_WHAT TO PRODUCE_
Using the data below, repeat all of it precisely.

_STORED RECORDS_
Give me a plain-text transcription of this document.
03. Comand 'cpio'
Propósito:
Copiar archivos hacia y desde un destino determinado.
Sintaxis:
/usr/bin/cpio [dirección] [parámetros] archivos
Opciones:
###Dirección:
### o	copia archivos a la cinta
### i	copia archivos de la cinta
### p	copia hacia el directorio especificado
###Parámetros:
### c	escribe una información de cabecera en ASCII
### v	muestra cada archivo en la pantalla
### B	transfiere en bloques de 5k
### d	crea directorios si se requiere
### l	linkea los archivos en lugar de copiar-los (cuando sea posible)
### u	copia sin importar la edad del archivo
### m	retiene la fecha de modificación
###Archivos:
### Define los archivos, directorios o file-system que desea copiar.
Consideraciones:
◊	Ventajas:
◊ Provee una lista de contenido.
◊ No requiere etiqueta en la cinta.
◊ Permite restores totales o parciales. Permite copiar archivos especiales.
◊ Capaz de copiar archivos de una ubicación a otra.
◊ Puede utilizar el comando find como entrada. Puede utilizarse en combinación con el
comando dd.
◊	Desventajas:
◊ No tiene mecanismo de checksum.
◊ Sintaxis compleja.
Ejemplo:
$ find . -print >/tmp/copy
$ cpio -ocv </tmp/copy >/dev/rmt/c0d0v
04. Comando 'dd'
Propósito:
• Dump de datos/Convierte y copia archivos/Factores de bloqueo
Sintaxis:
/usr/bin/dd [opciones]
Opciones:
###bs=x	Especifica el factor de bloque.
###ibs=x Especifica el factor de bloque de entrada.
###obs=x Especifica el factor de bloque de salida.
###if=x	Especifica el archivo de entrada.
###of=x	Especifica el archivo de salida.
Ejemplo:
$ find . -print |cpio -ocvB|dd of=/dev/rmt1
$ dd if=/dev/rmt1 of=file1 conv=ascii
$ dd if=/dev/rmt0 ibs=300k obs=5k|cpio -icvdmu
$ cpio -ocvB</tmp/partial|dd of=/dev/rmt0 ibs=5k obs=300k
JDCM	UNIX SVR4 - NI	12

_CORRECT RESPONSE_
Give me a plain-text transcription of this document.
03. Comand 'cpio'
Propósito:
Copiar archivos hacia y desde un destino determinado.
Sintaxis:
/usr/bin/cpio [dirección] [parámetros] archivos
Opciones:
###Dirección:
### o	copia archivos a la cinta
### i	copia archivos de la cinta
### p	copia hacia el directorio especificado
###Parámetros:
### c	escribe una información de cabecera en ASCII
### v	muestra cada archivo en la pantalla
### B	transfiere en bloques de 5k
### d	crea directorios si se requiere
### l	linkea los archivos en lugar de copiar-los (cuando sea posible)
### u	copia sin importar la edad del archivo
### m	retiene la fecha de modificación
###Archivos:
### Define los archivos, directorios o file-system que desea copiar.
Consideraciones:
◊	Ventajas:
◊ Provee una lista de contenido.
◊ No requiere etiqueta en la cinta.
◊ Permite restores totales o parciales. Permite copiar archivos especiales.
◊ Capaz de copiar archivos de una ubicación a otra.
◊ Puede utilizar el comando find como entrada. Puede utilizarse en combinación con el
comando dd.
◊	Desventajas:
◊ No tiene mecanismo de checksum.
◊ Sintaxis compleja.
Ejemplo:
$ find . -print >/tmp/copy
$ cpio -ocv </tmp/copy >/dev/rmt/c0d0v
04. Comando 'dd'
Propósito:
• Dump de datos/Convierte y copia archivos/Factores de bloqueo
Sintaxis:
/usr/bin/dd [opciones]
Opciones:
###bs=x	Especifica el factor de bloque.
###ibs=x Especifica el factor de bloque de entrada.
###obs=x Especifica el factor de bloque de salida.
###if=x	Especifica el archivo de entrada.
###of=x	Especifica el archivo de salida.
Ejemplo:
$ find . -print |cpio -ocvB|dd of=/dev/rmt1
$ dd if=/dev/rmt1 of=file1 conv=ascii
$ dd if=/dev/rmt0 ibs=300k obs=5k|cpio -icvdmu
$ cpio -ocvB</tmp/partial|dd of=/dev/rmt0 ibs=5k obs=300k
JDCM	UNIX SVR4 - NI	12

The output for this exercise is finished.